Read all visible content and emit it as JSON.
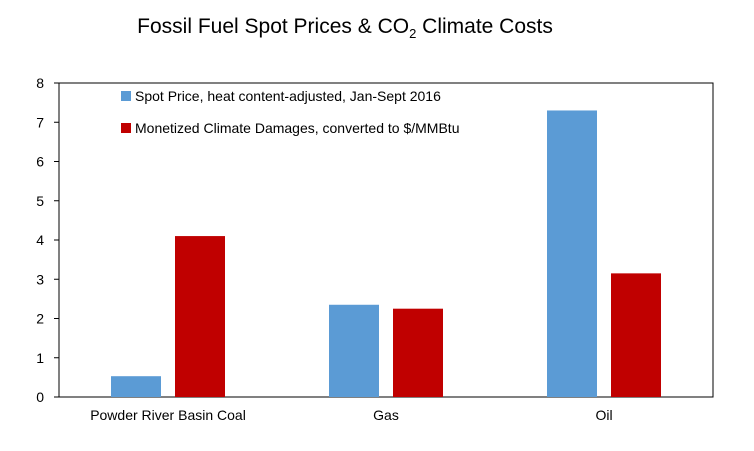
{
  "chart_data": {
    "type": "bar",
    "title": {
      "before": "Fossil Fuel Spot Prices & CO",
      "subscript": "2",
      "after": " Climate Costs"
    },
    "categories": [
      "Powder River Basin Coal",
      "Gas",
      "Oil"
    ],
    "series": [
      {
        "name": "Spot Price, heat content-adjusted, Jan-Sept 2016",
        "color": "#5b9bd5",
        "values": [
          0.53,
          2.35,
          7.3
        ]
      },
      {
        "name": "Monetized Climate Damages, converted to $/MMBtu",
        "color": "#c00000",
        "values": [
          4.1,
          2.25,
          3.15
        ]
      }
    ],
    "xlabel": "",
    "ylabel": "",
    "ylim": [
      0,
      8
    ],
    "yticks": [
      "0",
      "1",
      "2",
      "3",
      "4",
      "5",
      "6",
      "7",
      "8"
    ],
    "grid": false,
    "legend_position": "top-left (inside plot)"
  }
}
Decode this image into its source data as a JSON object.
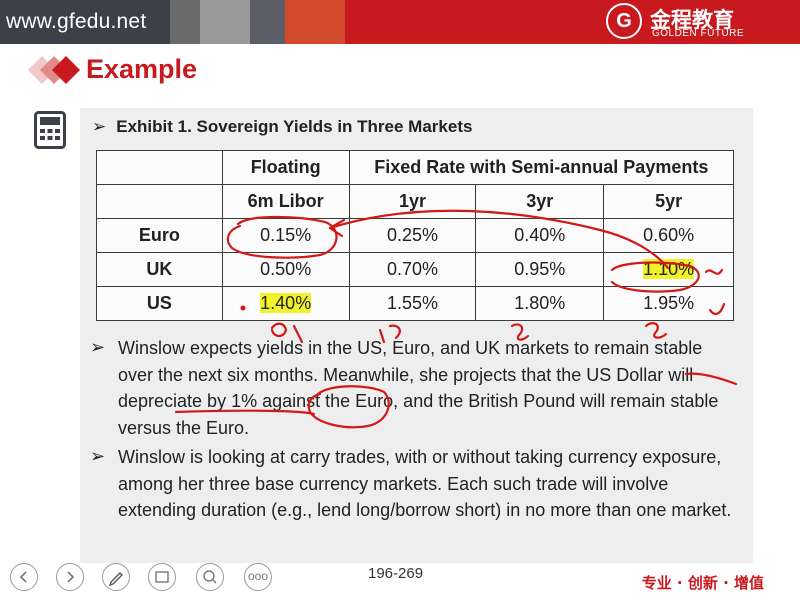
{
  "header": {
    "url": "www.gfedu.net",
    "logo_mark": "G",
    "logo_cn": "金程教育",
    "logo_en": "GOLDEN FUTURE"
  },
  "slide": {
    "title": "Example",
    "exhibit_title": "Exhibit 1. Sovereign Yields in Three Markets",
    "bullet_glyph": "➢"
  },
  "table": {
    "group_headers": [
      "Floating",
      "Fixed Rate with Semi-annual Payments"
    ],
    "column_headers": [
      "6m Libor",
      "1yr",
      "3yr",
      "5yr"
    ],
    "rows": [
      {
        "label": "Euro",
        "values": [
          "0.15%",
          "0.25%",
          "0.40%",
          "0.60%"
        ]
      },
      {
        "label": "UK",
        "values": [
          "0.50%",
          "0.70%",
          "0.95%",
          "1.10%"
        ]
      },
      {
        "label": "US",
        "values": [
          "1.40%",
          "1.55%",
          "1.80%",
          "1.95%"
        ]
      }
    ]
  },
  "paragraphs": [
    "Winslow expects yields in the US, Euro, and UK markets to remain stable over the next six months. Meanwhile, she projects that the US Dollar will depreciate by 1% against the Euro, and the British Pound will remain stable versus the Euro.",
    "Winslow is looking at carry trades, with or without taking currency exposure, among her three base currency markets. Each such trade will involve extending duration (e.g., lend long/borrow short) in no more than one market."
  ],
  "footer": {
    "page": "196-269",
    "slogan": "专业 · 创新 · 增值",
    "menu_glyph": "ooo"
  },
  "colors": {
    "brand_red": "#c8191f",
    "dark_gray": "#3d4049",
    "ink_red": "#d21818",
    "highlight": "#f2f22a"
  }
}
——
Return each line of the data that contains the string "with".

      "Fixed Rate with Semi-annual Payments"
    "Winslow is looking at carry trades, with or without taking currency exposure, among her three base currency markets. Each such trade will involve extending duration (e.g., lend long/borrow short) in no more than one market."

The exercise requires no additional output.